— start of ENTRIES SHOWN —

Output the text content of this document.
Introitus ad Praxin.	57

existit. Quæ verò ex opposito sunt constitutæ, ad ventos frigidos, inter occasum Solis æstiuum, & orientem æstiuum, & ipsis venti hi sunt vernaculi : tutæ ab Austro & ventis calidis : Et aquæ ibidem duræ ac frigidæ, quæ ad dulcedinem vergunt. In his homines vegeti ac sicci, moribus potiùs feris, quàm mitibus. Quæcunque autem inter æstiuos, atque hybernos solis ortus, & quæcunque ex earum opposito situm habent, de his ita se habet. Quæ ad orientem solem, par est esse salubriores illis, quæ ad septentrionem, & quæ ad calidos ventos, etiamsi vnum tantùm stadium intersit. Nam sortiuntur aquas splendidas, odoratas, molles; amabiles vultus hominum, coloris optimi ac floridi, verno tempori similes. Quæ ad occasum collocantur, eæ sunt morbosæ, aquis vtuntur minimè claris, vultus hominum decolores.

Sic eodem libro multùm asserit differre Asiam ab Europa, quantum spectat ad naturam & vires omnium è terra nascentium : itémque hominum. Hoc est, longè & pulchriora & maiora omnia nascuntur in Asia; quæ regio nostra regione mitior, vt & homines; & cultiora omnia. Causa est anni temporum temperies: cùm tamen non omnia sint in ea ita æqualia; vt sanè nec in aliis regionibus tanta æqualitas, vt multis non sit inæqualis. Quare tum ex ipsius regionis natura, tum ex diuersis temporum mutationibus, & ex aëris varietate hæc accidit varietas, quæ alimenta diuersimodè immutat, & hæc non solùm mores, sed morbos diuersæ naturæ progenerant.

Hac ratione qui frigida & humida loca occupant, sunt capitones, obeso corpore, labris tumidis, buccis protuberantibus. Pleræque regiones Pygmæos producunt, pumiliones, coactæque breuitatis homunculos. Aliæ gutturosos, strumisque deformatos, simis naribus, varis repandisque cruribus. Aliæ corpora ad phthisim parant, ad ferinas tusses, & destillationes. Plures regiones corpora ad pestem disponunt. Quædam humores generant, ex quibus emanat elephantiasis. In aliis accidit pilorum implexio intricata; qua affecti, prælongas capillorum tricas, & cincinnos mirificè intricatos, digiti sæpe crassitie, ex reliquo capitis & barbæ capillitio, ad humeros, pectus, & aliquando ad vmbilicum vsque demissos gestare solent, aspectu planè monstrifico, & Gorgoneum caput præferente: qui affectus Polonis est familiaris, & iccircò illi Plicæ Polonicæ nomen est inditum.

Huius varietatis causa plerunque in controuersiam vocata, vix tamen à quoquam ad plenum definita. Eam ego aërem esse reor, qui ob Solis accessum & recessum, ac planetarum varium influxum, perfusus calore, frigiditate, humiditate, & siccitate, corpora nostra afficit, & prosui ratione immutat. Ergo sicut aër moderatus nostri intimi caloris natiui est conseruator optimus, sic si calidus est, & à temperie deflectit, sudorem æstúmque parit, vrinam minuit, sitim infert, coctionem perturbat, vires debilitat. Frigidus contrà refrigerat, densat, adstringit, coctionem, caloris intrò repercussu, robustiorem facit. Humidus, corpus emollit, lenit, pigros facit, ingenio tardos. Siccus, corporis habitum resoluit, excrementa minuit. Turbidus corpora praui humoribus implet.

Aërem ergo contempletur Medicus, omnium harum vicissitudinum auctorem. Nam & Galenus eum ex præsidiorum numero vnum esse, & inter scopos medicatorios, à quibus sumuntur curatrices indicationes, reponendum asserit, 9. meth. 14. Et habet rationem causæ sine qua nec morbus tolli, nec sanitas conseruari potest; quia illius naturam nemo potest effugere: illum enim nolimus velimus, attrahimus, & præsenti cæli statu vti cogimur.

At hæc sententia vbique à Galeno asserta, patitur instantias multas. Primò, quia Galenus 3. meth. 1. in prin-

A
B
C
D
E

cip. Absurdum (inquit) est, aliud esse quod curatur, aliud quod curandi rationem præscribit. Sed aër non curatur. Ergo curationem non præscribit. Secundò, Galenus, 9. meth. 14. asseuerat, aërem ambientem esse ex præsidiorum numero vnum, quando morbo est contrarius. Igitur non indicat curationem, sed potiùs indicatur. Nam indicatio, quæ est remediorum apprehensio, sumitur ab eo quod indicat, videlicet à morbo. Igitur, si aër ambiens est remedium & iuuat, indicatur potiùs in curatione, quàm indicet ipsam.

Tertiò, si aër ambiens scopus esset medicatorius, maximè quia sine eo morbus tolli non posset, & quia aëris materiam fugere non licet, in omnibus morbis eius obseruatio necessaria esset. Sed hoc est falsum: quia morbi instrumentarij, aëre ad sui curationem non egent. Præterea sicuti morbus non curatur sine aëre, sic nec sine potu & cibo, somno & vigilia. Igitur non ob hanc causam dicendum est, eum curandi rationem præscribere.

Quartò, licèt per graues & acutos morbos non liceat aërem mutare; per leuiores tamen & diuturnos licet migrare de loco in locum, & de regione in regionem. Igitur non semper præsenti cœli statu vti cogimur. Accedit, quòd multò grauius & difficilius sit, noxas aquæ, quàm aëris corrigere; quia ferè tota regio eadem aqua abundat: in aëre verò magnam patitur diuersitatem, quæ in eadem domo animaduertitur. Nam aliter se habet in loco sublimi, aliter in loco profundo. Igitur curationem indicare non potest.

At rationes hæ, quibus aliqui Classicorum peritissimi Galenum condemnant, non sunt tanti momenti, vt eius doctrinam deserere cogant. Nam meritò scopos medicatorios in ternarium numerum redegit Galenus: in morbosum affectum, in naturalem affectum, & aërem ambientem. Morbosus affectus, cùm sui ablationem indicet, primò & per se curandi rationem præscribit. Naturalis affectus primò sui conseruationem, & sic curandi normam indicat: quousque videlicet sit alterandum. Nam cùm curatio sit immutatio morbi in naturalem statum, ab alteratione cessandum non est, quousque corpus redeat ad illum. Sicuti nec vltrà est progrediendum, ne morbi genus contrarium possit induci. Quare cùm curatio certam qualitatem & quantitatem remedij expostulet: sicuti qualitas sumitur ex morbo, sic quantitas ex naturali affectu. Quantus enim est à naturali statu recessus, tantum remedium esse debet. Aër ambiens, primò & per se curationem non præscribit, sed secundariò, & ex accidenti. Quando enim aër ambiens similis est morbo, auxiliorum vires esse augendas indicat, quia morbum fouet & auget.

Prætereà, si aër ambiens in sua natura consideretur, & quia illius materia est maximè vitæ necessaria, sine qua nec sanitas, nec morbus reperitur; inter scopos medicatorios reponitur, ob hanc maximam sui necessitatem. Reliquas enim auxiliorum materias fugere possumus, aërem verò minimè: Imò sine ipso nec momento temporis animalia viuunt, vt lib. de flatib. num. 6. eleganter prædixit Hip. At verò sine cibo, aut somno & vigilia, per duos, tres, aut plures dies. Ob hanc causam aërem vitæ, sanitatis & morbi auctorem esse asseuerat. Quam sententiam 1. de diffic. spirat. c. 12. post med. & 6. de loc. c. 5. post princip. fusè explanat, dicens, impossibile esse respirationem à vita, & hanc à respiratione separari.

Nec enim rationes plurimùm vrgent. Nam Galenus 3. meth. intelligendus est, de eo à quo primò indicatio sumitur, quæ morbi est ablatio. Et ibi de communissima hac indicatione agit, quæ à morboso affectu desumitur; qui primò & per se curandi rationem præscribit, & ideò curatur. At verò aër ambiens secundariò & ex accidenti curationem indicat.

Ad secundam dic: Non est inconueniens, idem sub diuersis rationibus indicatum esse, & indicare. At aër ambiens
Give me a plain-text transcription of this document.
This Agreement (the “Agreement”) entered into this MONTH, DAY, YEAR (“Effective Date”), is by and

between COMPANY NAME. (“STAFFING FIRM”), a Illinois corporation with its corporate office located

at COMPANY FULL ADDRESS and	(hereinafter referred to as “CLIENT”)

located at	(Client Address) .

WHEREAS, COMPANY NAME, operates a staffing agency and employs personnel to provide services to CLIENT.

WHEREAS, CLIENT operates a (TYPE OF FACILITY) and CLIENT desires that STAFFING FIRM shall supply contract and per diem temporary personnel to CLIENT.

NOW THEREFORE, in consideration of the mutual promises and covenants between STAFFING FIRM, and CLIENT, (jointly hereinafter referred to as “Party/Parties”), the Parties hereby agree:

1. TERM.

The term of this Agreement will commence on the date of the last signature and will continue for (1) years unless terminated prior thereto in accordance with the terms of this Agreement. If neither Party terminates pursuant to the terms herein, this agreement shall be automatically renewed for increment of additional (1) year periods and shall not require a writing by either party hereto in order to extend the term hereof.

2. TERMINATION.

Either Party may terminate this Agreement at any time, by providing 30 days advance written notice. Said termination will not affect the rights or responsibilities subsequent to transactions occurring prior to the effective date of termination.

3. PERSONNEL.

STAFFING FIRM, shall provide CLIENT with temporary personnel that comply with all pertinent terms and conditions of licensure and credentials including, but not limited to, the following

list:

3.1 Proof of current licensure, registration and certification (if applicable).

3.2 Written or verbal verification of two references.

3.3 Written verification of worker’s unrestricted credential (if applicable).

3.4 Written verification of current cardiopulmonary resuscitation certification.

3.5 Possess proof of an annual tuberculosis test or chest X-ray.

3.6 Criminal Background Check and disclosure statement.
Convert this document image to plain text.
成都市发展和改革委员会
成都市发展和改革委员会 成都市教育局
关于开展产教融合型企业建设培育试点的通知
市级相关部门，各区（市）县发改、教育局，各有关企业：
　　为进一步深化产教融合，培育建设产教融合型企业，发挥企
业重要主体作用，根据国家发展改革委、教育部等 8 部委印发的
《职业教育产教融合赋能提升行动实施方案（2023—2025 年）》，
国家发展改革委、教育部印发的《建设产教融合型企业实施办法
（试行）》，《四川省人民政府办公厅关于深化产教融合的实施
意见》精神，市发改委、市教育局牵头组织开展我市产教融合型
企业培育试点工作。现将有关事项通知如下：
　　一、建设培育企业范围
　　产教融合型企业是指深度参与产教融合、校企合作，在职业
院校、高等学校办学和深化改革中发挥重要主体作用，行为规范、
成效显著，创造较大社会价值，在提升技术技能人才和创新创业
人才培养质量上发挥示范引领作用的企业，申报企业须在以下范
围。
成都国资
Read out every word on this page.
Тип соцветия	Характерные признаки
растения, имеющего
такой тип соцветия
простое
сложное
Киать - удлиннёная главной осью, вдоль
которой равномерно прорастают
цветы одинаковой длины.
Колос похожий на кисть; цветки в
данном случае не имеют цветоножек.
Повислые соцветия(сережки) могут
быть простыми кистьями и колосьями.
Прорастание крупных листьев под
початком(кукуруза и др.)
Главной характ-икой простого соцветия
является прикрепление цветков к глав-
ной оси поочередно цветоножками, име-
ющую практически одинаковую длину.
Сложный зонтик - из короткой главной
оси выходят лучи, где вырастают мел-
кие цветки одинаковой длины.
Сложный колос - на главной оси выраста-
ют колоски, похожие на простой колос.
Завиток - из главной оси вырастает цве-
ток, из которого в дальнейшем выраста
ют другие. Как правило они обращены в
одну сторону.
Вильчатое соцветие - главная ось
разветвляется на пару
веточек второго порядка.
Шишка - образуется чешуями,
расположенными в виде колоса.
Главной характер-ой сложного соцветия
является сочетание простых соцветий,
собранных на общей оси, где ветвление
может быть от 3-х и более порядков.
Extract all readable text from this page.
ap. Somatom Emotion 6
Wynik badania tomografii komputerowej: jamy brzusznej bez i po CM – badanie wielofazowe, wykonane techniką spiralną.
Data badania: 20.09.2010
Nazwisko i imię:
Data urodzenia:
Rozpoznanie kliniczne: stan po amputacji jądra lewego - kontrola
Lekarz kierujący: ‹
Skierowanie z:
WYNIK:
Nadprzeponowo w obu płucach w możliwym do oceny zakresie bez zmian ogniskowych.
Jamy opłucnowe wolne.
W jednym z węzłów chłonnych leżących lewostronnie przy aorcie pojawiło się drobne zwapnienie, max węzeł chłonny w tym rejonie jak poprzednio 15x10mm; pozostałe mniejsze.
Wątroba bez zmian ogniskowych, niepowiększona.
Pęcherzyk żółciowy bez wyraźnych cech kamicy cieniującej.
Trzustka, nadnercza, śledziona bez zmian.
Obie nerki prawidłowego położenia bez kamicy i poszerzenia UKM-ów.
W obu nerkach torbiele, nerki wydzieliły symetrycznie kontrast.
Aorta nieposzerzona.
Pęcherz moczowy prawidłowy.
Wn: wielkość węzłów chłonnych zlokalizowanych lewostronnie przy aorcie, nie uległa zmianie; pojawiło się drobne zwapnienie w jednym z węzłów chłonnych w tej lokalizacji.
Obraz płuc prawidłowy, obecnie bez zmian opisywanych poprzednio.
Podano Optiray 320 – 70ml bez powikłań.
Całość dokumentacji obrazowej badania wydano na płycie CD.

— end of ENTRIES SHOWN —

• WHAT YOU NEED TO DO: Working from the listing above, pick out every line that has "patitur" and copy it.

• WORKED SOLUTION:
At hæc sententia vbique à Galeno asserta, patitur instantias multas. Primò, quia Galenus 3. meth. 1. in prin-
Quartò, licèt per graues & acutos morbos non liceat aërem mutare; per leuiores tamen & diuturnos licet migrare de loco in locum, & de regione in regionem. Igitur non semper præsenti cœli statu vti cogimur. Accedit, quòd multò grauius & difficilius sit, noxas aquæ, quàm aëris corrigere; quia ferè tota regio eadem aqua abundat: in aëre verò magnam patitur diuersitatem, quæ in eadem domo animaduertitur. Nam aliter se habet in loco sublimi, aliter in loco profundo. Igitur curationem indicare non potest.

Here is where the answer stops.